- [DATA EXCERPTS]:
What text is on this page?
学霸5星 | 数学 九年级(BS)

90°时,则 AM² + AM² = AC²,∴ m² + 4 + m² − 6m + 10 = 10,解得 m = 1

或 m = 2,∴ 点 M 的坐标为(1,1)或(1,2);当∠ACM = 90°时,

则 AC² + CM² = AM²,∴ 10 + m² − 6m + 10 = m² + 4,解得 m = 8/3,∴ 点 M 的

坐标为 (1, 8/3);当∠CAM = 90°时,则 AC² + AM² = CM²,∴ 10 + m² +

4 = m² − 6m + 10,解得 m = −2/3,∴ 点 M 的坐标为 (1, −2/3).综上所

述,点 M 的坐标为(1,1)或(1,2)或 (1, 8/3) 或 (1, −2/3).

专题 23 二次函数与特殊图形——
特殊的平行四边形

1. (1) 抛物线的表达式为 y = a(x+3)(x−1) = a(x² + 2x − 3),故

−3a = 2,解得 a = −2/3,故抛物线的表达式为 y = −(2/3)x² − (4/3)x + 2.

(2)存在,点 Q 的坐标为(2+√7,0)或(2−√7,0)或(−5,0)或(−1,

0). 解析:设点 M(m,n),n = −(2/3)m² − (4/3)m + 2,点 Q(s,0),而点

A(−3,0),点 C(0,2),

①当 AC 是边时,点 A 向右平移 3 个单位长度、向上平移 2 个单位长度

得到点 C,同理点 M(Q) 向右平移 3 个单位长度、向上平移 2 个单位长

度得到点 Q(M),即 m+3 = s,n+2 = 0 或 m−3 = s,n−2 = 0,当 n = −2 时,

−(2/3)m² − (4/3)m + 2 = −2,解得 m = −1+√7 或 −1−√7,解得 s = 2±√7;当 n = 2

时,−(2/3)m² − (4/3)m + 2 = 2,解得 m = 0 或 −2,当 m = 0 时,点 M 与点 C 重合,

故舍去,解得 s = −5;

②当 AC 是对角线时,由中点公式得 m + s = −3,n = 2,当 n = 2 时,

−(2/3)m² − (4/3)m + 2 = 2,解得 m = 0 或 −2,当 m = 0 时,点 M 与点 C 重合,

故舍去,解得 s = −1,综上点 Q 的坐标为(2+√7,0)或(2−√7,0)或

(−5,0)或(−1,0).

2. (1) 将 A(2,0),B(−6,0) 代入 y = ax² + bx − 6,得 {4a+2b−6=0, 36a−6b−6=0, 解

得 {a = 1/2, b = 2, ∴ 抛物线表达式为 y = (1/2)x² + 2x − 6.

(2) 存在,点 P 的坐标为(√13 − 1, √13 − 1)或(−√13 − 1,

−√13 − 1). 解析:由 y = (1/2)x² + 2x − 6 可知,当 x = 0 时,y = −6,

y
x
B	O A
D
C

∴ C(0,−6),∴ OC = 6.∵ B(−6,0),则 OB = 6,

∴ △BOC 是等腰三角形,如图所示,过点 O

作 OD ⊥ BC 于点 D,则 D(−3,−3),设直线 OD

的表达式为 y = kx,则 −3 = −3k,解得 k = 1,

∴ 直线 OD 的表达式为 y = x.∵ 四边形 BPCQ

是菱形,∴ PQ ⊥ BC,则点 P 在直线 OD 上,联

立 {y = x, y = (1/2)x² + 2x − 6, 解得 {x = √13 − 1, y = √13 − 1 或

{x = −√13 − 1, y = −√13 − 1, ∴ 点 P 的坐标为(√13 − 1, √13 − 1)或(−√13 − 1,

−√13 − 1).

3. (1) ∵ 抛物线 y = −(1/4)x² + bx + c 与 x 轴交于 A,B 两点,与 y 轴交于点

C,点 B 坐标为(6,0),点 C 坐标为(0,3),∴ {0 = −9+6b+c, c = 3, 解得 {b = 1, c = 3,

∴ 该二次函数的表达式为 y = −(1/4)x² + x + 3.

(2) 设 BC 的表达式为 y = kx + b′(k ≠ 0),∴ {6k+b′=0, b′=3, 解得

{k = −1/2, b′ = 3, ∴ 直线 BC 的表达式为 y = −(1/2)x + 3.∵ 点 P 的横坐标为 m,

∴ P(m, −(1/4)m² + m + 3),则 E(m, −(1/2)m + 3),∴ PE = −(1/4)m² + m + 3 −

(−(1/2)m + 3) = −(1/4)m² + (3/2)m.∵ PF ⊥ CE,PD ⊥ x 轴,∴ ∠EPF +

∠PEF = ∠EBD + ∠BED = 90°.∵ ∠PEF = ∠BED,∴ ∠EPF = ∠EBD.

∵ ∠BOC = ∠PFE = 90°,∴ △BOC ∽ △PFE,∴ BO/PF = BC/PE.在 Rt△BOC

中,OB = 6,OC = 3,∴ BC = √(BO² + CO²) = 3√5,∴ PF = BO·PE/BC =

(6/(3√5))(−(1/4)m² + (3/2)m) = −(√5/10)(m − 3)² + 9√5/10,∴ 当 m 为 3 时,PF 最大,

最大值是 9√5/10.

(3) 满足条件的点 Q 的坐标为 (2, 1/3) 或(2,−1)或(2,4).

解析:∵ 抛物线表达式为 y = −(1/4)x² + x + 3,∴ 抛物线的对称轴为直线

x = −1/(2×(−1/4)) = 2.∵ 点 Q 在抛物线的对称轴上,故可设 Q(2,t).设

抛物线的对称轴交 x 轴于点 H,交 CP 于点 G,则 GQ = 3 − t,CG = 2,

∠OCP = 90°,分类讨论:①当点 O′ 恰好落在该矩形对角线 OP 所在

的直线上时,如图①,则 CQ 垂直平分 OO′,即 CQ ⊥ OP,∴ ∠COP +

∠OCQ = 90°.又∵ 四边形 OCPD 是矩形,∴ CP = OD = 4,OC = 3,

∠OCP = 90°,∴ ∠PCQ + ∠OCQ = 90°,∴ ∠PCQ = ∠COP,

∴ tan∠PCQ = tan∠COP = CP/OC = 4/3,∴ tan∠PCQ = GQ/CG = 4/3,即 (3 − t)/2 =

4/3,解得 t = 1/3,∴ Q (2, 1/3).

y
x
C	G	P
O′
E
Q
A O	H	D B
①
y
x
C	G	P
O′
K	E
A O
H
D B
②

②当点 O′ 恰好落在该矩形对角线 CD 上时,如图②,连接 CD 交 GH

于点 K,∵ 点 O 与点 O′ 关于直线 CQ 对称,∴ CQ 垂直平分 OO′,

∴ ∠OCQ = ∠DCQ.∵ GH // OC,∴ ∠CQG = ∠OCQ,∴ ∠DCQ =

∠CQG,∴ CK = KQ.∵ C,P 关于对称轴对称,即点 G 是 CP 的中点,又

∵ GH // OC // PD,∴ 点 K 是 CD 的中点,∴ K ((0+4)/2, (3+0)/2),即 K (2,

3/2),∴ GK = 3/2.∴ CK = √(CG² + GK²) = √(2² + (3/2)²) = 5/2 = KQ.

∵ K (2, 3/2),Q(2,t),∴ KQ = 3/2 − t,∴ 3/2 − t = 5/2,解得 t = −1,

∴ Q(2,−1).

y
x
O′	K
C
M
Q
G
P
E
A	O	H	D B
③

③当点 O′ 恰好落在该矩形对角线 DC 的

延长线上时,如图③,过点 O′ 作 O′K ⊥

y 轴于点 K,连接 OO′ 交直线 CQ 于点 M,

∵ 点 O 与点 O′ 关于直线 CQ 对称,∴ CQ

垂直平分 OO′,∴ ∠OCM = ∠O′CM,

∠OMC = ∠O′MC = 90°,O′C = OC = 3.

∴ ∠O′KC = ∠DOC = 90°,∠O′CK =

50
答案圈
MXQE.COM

- [EXERCISE GOAL]:
Return the listing above word for word.

- [WRITTEN ANSWER]:
What text is on this page?
学霸5星 | 数学 九年级(BS)

90°时,则 AM² + AM² = AC²,∴ m² + 4 + m² − 6m + 10 = 10,解得 m = 1

或 m = 2,∴ 点 M 的坐标为(1,1)或(1,2);当∠ACM = 90°时,

则 AC² + CM² = AM²,∴ 10 + m² − 6m + 10 = m² + 4,解得 m = 8/3,∴ 点 M 的

坐标为 (1, 8/3);当∠CAM = 90°时,则 AC² + AM² = CM²,∴ 10 + m² +

4 = m² − 6m + 10,解得 m = −2/3,∴ 点 M 的坐标为 (1, −2/3).综上所

述,点 M 的坐标为(1,1)或(1,2)或 (1, 8/3) 或 (1, −2/3).

专题 23 二次函数与特殊图形——
特殊的平行四边形

1. (1) 抛物线的表达式为 y = a(x+3)(x−1) = a(x² + 2x − 3),故

−3a = 2,解得 a = −2/3,故抛物线的表达式为 y = −(2/3)x² − (4/3)x + 2.

(2)存在,点 Q 的坐标为(2+√7,0)或(2−√7,0)或(−5,0)或(−1,

0). 解析:设点 M(m,n),n = −(2/3)m² − (4/3)m + 2,点 Q(s,0),而点

A(−3,0),点 C(0,2),

①当 AC 是边时,点 A 向右平移 3 个单位长度、向上平移 2 个单位长度

得到点 C,同理点 M(Q) 向右平移 3 个单位长度、向上平移 2 个单位长

度得到点 Q(M),即 m+3 = s,n+2 = 0 或 m−3 = s,n−2 = 0,当 n = −2 时,

−(2/3)m² − (4/3)m + 2 = −2,解得 m = −1+√7 或 −1−√7,解得 s = 2±√7;当 n = 2

时,−(2/3)m² − (4/3)m + 2 = 2,解得 m = 0 或 −2,当 m = 0 时,点 M 与点 C 重合,

故舍去,解得 s = −5;

②当 AC 是对角线时,由中点公式得 m + s = −3,n = 2,当 n = 2 时,

−(2/3)m² − (4/3)m + 2 = 2,解得 m = 0 或 −2,当 m = 0 时,点 M 与点 C 重合,

故舍去,解得 s = −1,综上点 Q 的坐标为(2+√7,0)或(2−√7,0)或

(−5,0)或(−1,0).

2. (1) 将 A(2,0),B(−6,0) 代入 y = ax² + bx − 6,得 {4a+2b−6=0, 36a−6b−6=0, 解

得 {a = 1/2, b = 2, ∴ 抛物线表达式为 y = (1/2)x² + 2x − 6.

(2) 存在,点 P 的坐标为(√13 − 1, √13 − 1)或(−√13 − 1,

−√13 − 1). 解析:由 y = (1/2)x² + 2x − 6 可知,当 x = 0 时,y = −6,

y
x
B	O A
D
C

∴ C(0,−6),∴ OC = 6.∵ B(−6,0),则 OB = 6,

∴ △BOC 是等腰三角形,如图所示,过点 O

作 OD ⊥ BC 于点 D,则 D(−3,−3),设直线 OD

的表达式为 y = kx,则 −3 = −3k,解得 k = 1,

∴ 直线 OD 的表达式为 y = x.∵ 四边形 BPCQ

是菱形,∴ PQ ⊥ BC,则点 P 在直线 OD 上,联

立 {y = x, y = (1/2)x² + 2x − 6, 解得 {x = √13 − 1, y = √13 − 1 或

{x = −√13 − 1, y = −√13 − 1, ∴ 点 P 的坐标为(√13 − 1, √13 − 1)或(−√13 − 1,

−√13 − 1).

3. (1) ∵ 抛物线 y = −(1/4)x² + bx + c 与 x 轴交于 A,B 两点,与 y 轴交于点

C,点 B 坐标为(6,0),点 C 坐标为(0,3),∴ {0 = −9+6b+c, c = 3, 解得 {b = 1, c = 3,

∴ 该二次函数的表达式为 y = −(1/4)x² + x + 3.

(2) 设 BC 的表达式为 y = kx + b′(k ≠ 0),∴ {6k+b′=0, b′=3, 解得

{k = −1/2, b′ = 3, ∴ 直线 BC 的表达式为 y = −(1/2)x + 3.∵ 点 P 的横坐标为 m,

∴ P(m, −(1/4)m² + m + 3),则 E(m, −(1/2)m + 3),∴ PE = −(1/4)m² + m + 3 −

(−(1/2)m + 3) = −(1/4)m² + (3/2)m.∵ PF ⊥ CE,PD ⊥ x 轴,∴ ∠EPF +

∠PEF = ∠EBD + ∠BED = 90°.∵ ∠PEF = ∠BED,∴ ∠EPF = ∠EBD.

∵ ∠BOC = ∠PFE = 90°,∴ △BOC ∽ △PFE,∴ BO/PF = BC/PE.在 Rt△BOC

中,OB = 6,OC = 3,∴ BC = √(BO² + CO²) = 3√5,∴ PF = BO·PE/BC =

(6/(3√5))(−(1/4)m² + (3/2)m) = −(√5/10)(m − 3)² + 9√5/10,∴ 当 m 为 3 时,PF 最大,

最大值是 9√5/10.

(3) 满足条件的点 Q 的坐标为 (2, 1/3) 或(2,−1)或(2,4).

解析:∵ 抛物线表达式为 y = −(1/4)x² + x + 3,∴ 抛物线的对称轴为直线

x = −1/(2×(−1/4)) = 2.∵ 点 Q 在抛物线的对称轴上,故可设 Q(2,t).设

抛物线的对称轴交 x 轴于点 H,交 CP 于点 G,则 GQ = 3 − t,CG = 2,

∠OCP = 90°,分类讨论:①当点 O′ 恰好落在该矩形对角线 OP 所在

的直线上时,如图①,则 CQ 垂直平分 OO′,即 CQ ⊥ OP,∴ ∠COP +

∠OCQ = 90°.又∵ 四边形 OCPD 是矩形,∴ CP = OD = 4,OC = 3,

∠OCP = 90°,∴ ∠PCQ + ∠OCQ = 90°,∴ ∠PCQ = ∠COP,

∴ tan∠PCQ = tan∠COP = CP/OC = 4/3,∴ tan∠PCQ = GQ/CG = 4/3,即 (3 − t)/2 =

4/3,解得 t = 1/3,∴ Q (2, 1/3).

y
x
C	G	P
O′
E
Q
A O	H	D B
①
y
x
C	G	P
O′
K	E
A O
H
D B
②

②当点 O′ 恰好落在该矩形对角线 CD 上时,如图②,连接 CD 交 GH

于点 K,∵ 点 O 与点 O′ 关于直线 CQ 对称,∴ CQ 垂直平分 OO′,

∴ ∠OCQ = ∠DCQ.∵ GH // OC,∴ ∠CQG = ∠OCQ,∴ ∠DCQ =

∠CQG,∴ CK = KQ.∵ C,P 关于对称轴对称,即点 G 是 CP 的中点,又

∵ GH // OC // PD,∴ 点 K 是 CD 的中点,∴ K ((0+4)/2, (3+0)/2),即 K (2,

3/2),∴ GK = 3/2.∴ CK = √(CG² + GK²) = √(2² + (3/2)²) = 5/2 = KQ.

∵ K (2, 3/2),Q(2,t),∴ KQ = 3/2 − t,∴ 3/2 − t = 5/2,解得 t = −1,

∴ Q(2,−1).

y
x
O′	K
C
M
Q
G
P
E
A	O	H	D B
③

③当点 O′ 恰好落在该矩形对角线 DC 的

延长线上时,如图③,过点 O′ 作 O′K ⊥

y 轴于点 K,连接 OO′ 交直线 CQ 于点 M,

∵ 点 O 与点 O′ 关于直线 CQ 对称,∴ CQ

垂直平分 OO′,∴ ∠OCM = ∠O′CM,

∠OMC = ∠O′MC = 90°,O′C = OC = 3.

∴ ∠O′KC = ∠DOC = 90°,∠O′CK =

50
答案圈
MXQE.COM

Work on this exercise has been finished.